*Materials provided*
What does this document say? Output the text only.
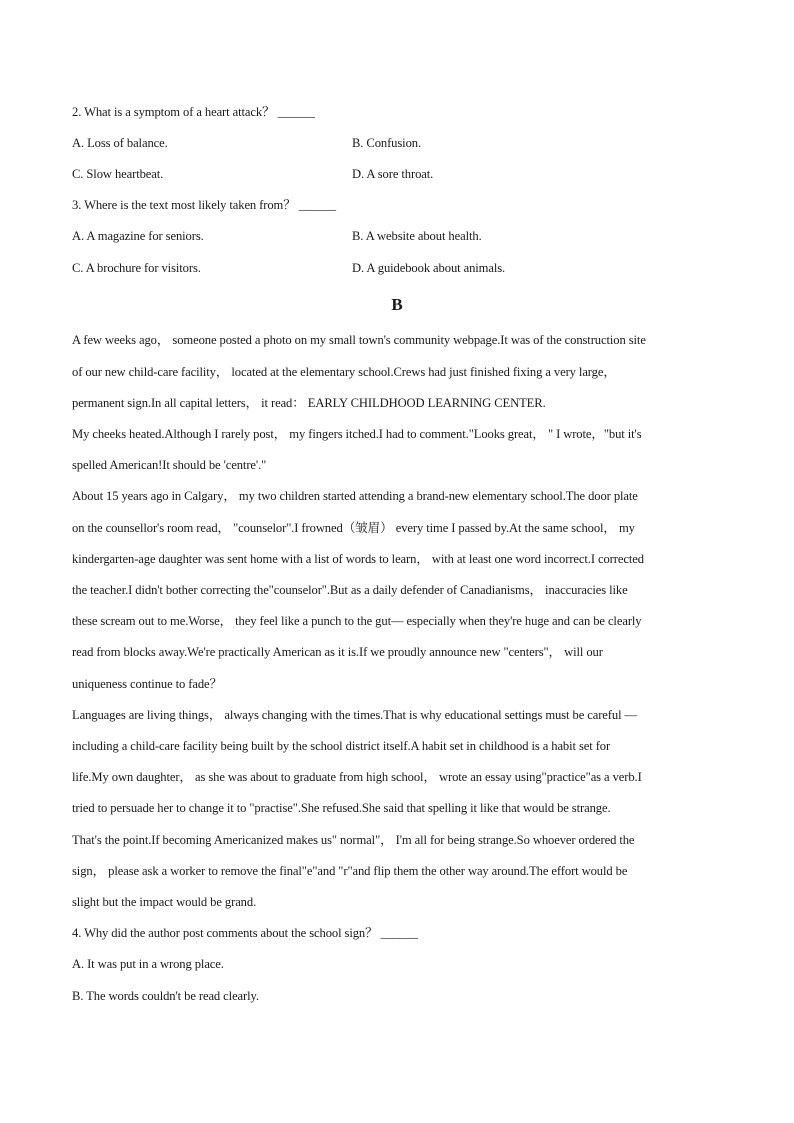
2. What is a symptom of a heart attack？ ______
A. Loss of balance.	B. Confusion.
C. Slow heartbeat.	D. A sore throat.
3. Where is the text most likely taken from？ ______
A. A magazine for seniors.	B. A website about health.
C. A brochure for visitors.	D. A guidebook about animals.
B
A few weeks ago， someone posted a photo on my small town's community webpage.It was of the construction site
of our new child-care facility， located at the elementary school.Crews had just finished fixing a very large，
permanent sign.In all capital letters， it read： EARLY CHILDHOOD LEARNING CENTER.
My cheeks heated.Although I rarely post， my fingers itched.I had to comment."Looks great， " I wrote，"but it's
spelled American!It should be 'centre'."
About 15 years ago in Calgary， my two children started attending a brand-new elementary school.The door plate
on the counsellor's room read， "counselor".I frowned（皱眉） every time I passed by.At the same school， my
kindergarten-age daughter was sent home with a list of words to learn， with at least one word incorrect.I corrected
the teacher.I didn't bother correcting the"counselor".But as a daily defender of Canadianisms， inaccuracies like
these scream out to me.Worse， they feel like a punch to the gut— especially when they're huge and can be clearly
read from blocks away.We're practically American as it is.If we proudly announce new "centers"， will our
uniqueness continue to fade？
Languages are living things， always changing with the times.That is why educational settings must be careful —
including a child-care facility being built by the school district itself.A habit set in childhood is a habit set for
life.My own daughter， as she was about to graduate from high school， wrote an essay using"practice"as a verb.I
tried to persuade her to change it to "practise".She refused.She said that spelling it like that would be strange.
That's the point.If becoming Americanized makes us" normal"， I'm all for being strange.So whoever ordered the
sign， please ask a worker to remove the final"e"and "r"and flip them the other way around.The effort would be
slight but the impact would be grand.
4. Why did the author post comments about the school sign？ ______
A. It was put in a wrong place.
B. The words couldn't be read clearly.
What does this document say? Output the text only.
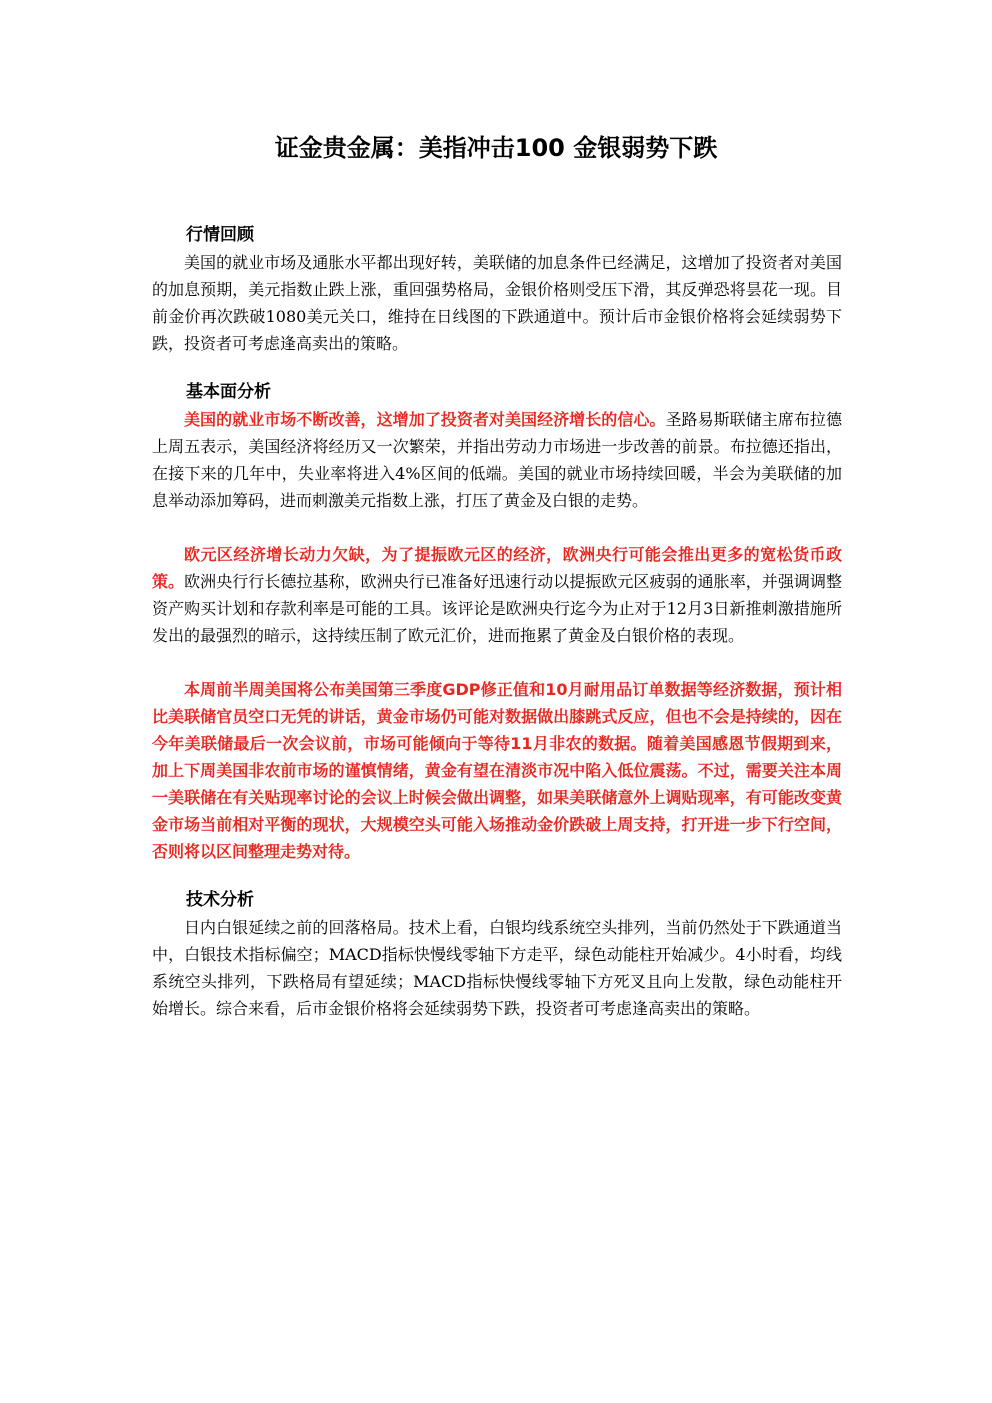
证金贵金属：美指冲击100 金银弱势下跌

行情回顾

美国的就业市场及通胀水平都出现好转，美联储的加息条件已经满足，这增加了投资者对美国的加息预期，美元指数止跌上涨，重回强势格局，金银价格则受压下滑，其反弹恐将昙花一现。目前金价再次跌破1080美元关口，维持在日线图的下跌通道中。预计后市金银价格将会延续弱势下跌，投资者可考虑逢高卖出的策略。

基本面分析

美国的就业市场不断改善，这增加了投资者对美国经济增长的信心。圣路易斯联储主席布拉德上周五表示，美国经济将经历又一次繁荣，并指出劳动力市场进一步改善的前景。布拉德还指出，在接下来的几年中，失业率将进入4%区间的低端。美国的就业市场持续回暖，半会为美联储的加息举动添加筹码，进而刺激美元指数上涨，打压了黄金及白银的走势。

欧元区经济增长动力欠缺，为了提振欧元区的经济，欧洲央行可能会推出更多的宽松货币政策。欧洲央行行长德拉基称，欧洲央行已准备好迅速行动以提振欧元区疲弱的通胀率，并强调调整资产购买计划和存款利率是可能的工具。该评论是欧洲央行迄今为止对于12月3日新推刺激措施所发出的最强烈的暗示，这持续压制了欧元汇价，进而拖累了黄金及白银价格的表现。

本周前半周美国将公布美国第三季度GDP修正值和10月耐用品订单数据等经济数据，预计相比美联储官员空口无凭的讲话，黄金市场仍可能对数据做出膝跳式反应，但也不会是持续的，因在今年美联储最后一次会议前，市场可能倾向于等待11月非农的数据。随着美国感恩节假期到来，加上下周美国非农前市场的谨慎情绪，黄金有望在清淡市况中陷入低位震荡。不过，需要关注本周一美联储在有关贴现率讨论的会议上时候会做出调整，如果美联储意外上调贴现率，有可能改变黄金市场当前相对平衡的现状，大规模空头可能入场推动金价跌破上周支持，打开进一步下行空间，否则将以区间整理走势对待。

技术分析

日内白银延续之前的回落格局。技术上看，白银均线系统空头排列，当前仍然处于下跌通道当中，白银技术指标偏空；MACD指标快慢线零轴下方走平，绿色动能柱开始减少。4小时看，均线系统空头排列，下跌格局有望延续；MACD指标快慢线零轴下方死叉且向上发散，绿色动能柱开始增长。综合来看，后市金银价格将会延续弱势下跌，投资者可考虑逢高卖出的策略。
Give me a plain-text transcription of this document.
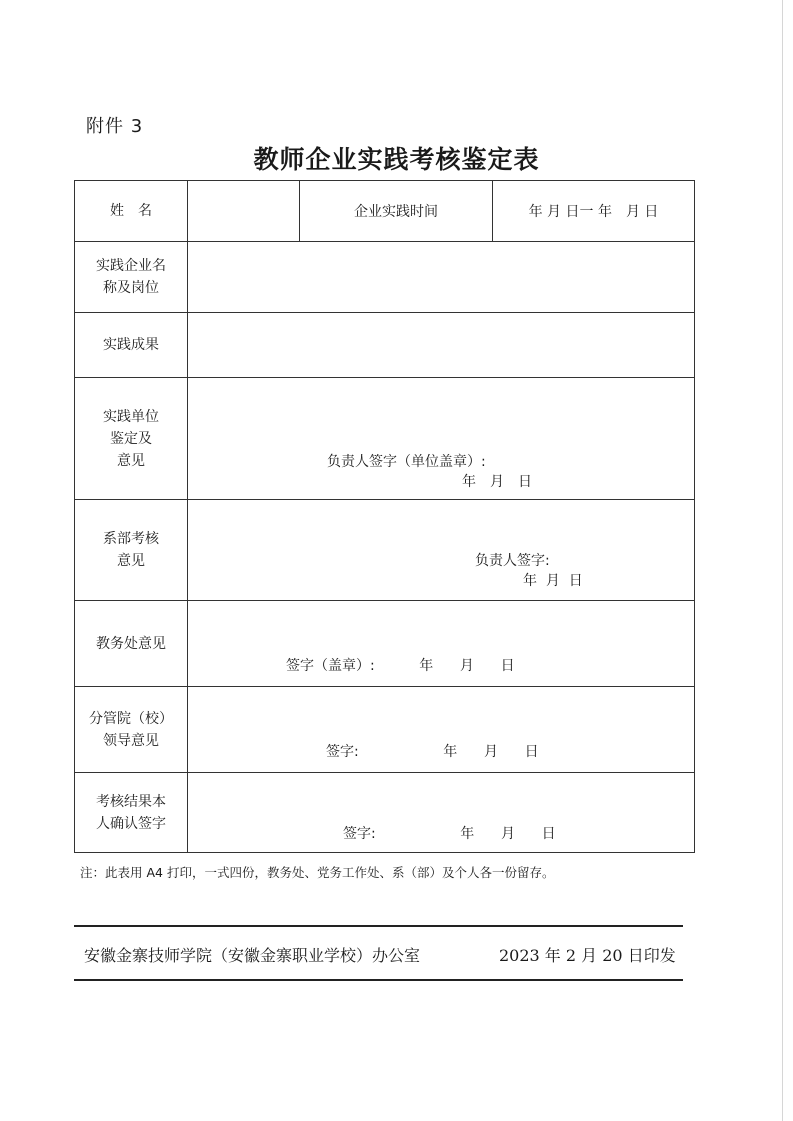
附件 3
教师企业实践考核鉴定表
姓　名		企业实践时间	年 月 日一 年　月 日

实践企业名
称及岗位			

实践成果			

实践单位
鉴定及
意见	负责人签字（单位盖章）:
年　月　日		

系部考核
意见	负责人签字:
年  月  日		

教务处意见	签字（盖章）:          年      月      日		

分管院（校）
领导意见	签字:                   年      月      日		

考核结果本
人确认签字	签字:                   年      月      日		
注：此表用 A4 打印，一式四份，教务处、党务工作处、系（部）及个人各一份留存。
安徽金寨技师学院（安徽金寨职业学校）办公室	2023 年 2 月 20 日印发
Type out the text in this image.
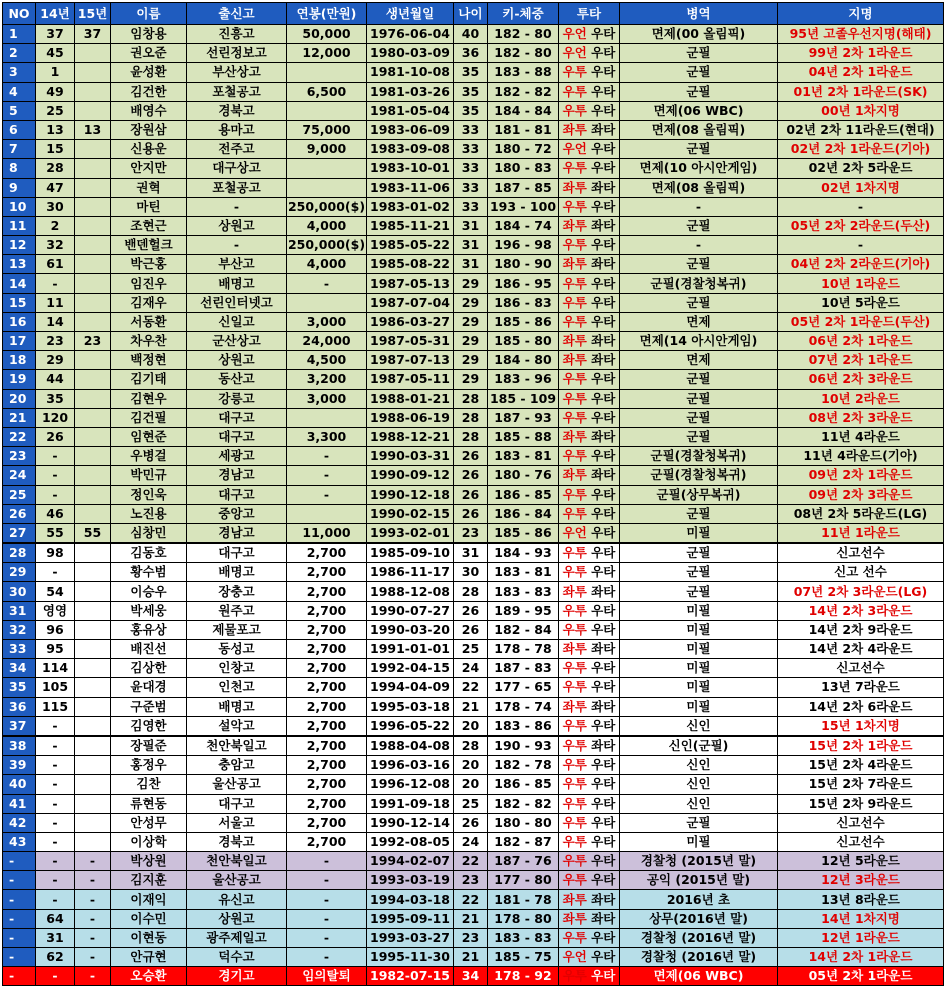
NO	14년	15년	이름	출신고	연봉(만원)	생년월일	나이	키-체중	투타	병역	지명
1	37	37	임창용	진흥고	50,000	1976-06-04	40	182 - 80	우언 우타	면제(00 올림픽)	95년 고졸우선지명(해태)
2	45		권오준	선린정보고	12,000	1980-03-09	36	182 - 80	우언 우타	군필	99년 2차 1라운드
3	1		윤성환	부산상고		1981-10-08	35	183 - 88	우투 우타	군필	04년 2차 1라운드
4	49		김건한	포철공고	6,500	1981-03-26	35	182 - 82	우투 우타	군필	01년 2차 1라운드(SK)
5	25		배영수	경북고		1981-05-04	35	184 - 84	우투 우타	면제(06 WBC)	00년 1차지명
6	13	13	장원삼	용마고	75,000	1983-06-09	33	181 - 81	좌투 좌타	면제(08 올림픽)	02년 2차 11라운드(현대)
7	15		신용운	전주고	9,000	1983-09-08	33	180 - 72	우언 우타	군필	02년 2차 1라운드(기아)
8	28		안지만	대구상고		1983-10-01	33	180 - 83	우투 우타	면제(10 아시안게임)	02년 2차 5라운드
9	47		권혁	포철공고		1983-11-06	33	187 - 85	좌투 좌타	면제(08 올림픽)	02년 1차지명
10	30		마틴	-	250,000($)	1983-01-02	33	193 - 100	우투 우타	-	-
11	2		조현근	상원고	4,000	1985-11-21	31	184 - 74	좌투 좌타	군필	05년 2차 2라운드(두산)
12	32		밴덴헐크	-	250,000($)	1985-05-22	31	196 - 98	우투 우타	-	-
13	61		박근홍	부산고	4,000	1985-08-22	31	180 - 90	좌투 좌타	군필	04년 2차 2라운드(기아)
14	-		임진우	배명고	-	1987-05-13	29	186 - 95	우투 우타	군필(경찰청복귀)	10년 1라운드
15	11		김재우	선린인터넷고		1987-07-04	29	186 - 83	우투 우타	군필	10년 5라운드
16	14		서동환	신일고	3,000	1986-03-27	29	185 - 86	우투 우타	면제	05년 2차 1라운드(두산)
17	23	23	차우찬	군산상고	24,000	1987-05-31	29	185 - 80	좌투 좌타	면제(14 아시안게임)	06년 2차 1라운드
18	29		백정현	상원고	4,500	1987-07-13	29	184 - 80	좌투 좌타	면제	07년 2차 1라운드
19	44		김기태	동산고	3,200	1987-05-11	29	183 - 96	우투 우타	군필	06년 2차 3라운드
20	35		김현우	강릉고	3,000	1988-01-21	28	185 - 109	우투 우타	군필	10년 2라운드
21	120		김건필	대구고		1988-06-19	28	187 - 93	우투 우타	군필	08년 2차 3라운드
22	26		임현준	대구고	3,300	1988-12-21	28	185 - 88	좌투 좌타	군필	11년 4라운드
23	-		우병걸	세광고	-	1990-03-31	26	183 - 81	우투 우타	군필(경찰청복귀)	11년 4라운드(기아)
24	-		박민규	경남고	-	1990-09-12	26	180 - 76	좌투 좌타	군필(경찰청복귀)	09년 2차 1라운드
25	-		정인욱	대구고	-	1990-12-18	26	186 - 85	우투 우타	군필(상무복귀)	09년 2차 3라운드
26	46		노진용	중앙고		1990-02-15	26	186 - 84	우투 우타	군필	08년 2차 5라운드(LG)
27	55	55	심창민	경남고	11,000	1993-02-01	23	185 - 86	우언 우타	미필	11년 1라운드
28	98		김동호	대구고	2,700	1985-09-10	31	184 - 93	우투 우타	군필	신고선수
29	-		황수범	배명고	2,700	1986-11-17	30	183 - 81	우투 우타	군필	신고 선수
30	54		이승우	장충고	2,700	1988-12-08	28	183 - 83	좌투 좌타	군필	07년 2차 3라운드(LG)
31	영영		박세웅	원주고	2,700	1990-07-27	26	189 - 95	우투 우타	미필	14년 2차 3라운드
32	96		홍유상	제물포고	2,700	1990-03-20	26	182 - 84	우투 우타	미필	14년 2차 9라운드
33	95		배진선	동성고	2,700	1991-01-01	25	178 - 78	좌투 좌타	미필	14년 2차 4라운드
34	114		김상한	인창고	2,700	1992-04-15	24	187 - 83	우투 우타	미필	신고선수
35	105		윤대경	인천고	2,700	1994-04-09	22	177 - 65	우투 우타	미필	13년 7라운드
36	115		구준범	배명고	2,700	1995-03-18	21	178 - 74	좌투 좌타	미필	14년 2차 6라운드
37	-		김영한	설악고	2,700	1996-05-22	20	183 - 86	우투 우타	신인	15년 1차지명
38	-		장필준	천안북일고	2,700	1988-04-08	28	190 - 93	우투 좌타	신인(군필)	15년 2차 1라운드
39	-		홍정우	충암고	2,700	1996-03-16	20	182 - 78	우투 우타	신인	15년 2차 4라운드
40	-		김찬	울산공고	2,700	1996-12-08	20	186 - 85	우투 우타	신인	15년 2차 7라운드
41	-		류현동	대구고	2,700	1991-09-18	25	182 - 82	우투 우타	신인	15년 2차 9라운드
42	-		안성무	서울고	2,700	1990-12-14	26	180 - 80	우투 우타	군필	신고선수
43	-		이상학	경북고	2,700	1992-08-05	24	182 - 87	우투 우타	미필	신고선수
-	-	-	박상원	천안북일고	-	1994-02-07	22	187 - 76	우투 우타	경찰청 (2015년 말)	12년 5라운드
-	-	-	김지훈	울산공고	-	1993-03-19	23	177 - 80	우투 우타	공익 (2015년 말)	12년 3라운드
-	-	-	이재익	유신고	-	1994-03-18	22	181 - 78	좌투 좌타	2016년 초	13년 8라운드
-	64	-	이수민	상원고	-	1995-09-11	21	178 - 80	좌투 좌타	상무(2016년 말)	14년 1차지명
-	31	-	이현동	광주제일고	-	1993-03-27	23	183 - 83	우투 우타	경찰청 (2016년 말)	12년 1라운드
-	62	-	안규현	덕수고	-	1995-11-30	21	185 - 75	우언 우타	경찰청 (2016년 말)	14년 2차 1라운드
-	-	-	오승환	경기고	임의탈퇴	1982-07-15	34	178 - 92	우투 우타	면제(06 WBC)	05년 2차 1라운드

*Stated problem*
From the material above, copy each line that includes the word "daughter".

*Correct response*
kindergarten-age daughter was sent home with a list of words to learn， with at least one word incorrect.I corrected
life.My own daughter， as she was about to graduate from high school， wrote an essay using"practice"as a verb.I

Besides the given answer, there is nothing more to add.